__Job__.
Set down the data below without change, skipping the pictures it holds.

__Data section__.
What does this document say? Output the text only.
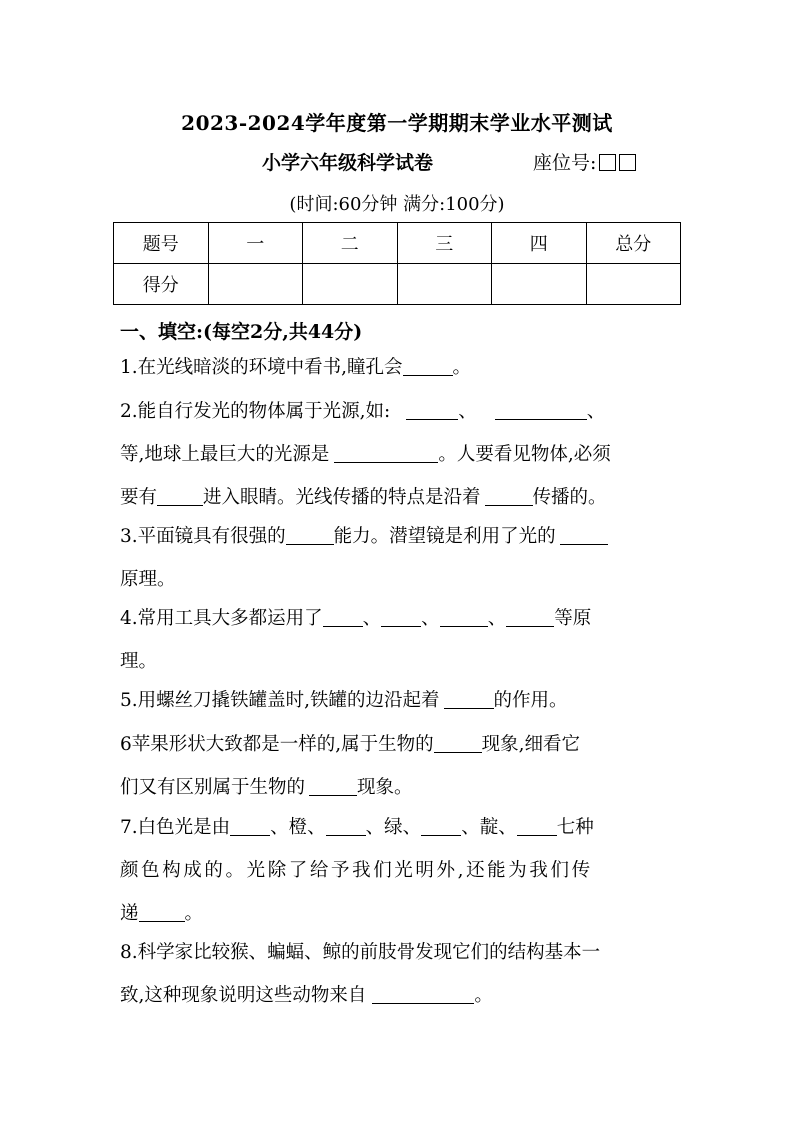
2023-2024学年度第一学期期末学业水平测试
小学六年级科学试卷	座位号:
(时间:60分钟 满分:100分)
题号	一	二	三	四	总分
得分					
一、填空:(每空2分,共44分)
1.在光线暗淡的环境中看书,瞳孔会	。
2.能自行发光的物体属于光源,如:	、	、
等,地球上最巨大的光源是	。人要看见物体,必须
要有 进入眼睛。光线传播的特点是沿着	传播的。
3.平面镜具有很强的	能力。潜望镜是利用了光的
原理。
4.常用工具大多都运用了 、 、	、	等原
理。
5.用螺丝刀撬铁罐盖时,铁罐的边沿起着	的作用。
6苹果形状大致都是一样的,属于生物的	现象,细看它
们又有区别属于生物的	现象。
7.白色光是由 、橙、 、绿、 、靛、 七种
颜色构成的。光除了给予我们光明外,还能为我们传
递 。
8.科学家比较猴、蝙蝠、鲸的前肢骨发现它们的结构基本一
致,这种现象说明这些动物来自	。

__Response for this exercise__.
What does this document say? Output the text only.
2023-2024学年度第一学期期末学业水平测试
小学六年级科学试卷	座位号:
(时间:60分钟 满分:100分)
题号	一	二	三	四	总分
得分					
一、填空:(每空2分,共44分)
1.在光线暗淡的环境中看书,瞳孔会	。
2.能自行发光的物体属于光源,如:	、	、
等,地球上最巨大的光源是	。人要看见物体,必须
要有 进入眼睛。光线传播的特点是沿着	传播的。
3.平面镜具有很强的	能力。潜望镜是利用了光的
原理。
4.常用工具大多都运用了 、 、	、	等原
理。
5.用螺丝刀撬铁罐盖时,铁罐的边沿起着	的作用。
6苹果形状大致都是一样的,属于生物的	现象,细看它
们又有区别属于生物的	现象。
7.白色光是由 、橙、 、绿、 、靛、 七种
颜色构成的。光除了给予我们光明外,还能为我们传
递 。
8.科学家比较猴、蝙蝠、鲸的前肢骨发现它们的结构基本一
致,这种现象说明这些动物来自	。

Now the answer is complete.